▸ **Short problem**
Look for the string "JSON" and copy every line that has it.
*** Entries supplied
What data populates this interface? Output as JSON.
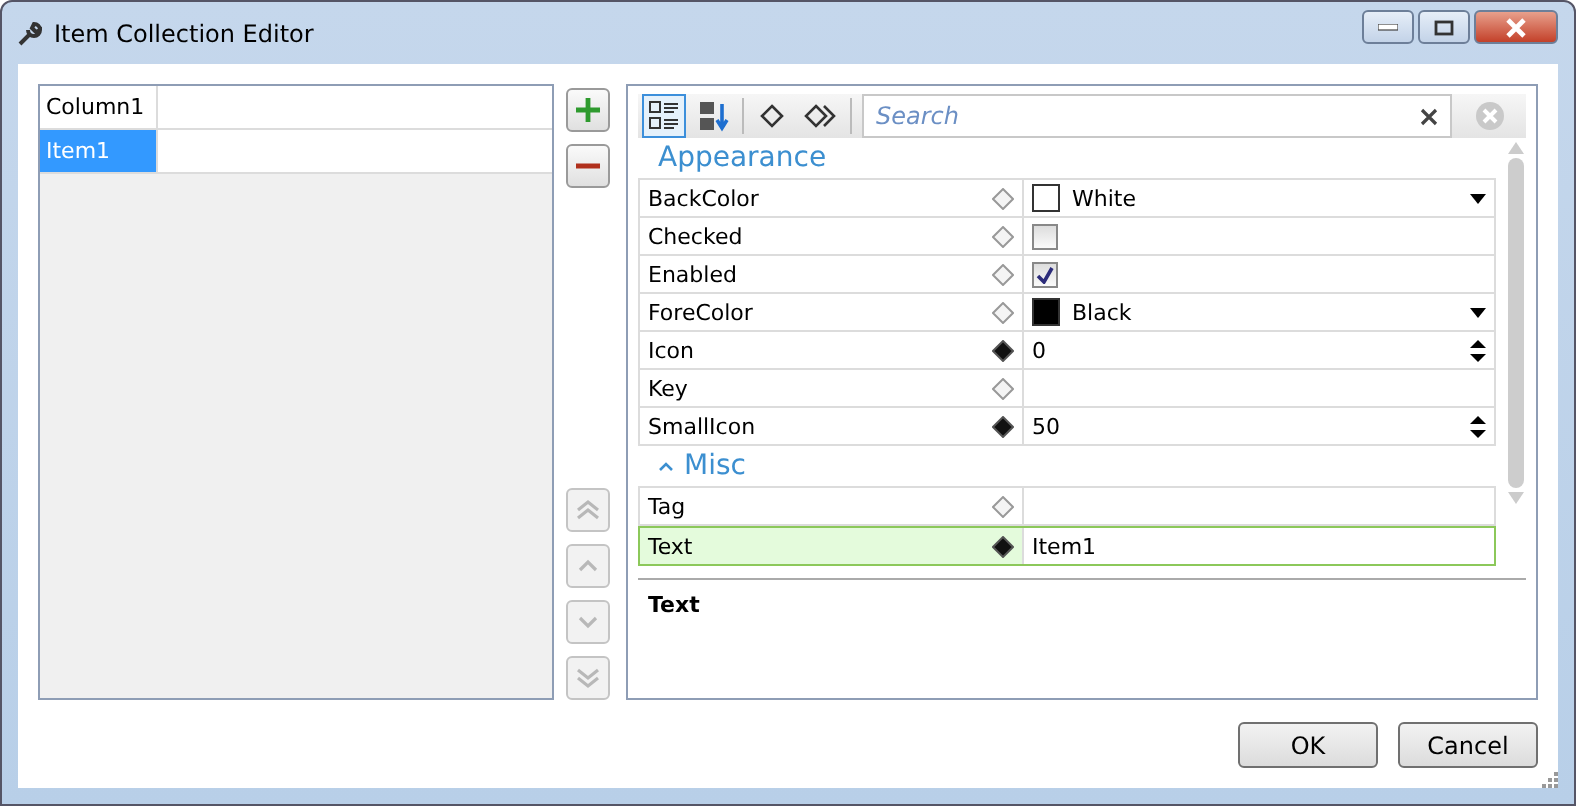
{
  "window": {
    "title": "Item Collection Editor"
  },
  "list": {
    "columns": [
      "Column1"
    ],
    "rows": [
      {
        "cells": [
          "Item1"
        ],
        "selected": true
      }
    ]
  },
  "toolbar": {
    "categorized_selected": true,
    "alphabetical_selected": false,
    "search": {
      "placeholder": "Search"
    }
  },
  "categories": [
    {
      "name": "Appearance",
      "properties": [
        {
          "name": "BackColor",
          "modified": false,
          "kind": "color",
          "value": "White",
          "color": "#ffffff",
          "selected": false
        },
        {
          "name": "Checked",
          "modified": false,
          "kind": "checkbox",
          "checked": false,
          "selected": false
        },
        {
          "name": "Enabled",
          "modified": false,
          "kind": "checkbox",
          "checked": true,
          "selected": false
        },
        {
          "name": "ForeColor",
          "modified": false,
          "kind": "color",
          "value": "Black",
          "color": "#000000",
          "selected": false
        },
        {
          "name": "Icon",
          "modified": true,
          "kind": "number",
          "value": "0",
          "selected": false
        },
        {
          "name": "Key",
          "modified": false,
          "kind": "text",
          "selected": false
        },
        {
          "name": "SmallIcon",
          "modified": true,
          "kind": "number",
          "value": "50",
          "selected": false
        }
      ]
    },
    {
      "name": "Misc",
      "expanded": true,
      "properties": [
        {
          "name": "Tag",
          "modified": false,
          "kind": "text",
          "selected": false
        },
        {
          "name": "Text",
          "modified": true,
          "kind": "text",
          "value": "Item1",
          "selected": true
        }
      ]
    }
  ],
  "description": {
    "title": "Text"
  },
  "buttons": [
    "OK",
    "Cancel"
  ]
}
******
*** Entries supplied
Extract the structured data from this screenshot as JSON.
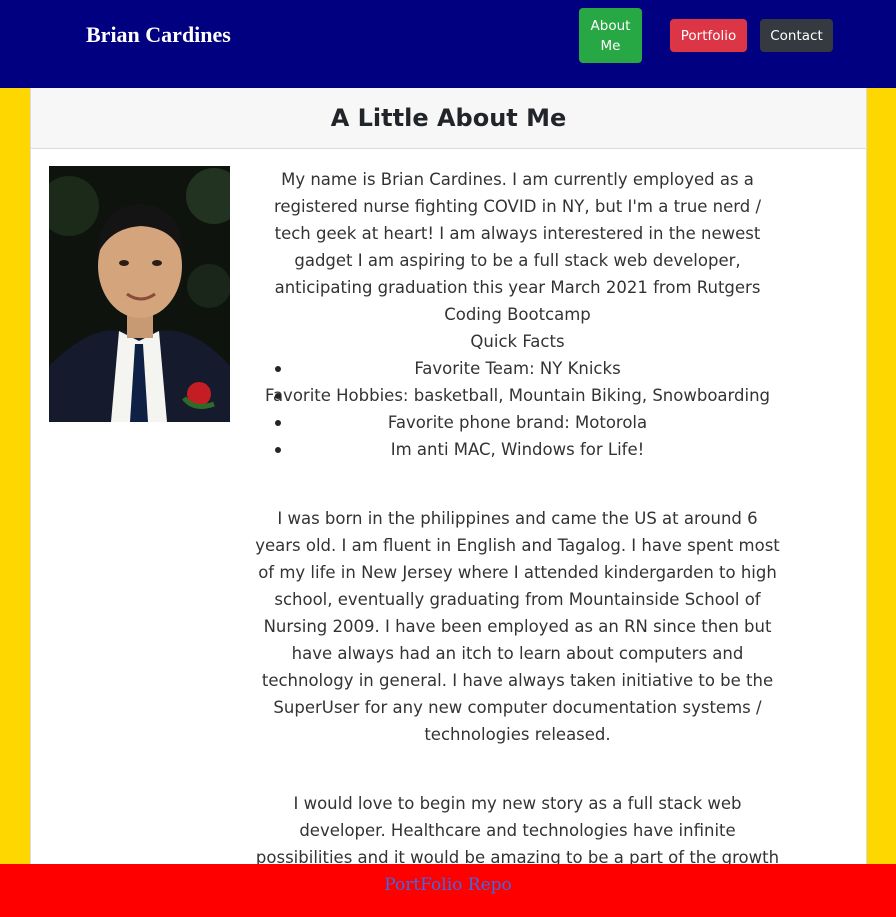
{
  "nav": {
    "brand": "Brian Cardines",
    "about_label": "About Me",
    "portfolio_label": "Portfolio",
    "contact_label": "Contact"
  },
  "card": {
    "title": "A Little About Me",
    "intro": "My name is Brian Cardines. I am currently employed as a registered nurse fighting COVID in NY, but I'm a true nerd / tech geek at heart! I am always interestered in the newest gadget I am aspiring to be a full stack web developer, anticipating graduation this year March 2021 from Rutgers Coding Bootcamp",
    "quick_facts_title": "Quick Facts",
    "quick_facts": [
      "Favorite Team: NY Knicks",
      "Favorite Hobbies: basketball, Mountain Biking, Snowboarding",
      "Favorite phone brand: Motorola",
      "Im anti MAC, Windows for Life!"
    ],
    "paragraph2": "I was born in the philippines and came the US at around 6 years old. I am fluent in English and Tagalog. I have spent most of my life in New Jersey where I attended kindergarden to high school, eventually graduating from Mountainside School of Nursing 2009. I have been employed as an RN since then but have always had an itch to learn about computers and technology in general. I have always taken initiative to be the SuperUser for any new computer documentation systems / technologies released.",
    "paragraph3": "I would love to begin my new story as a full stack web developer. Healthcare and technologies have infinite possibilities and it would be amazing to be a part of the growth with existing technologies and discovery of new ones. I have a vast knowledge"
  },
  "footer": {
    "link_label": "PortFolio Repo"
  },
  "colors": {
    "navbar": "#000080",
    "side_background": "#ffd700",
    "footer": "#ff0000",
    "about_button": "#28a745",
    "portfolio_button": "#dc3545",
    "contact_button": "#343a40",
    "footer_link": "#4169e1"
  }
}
******
▸ **Problem solution**
What data populates this interface? Output as JSON.
Extract the structured data from this screenshot as JSON.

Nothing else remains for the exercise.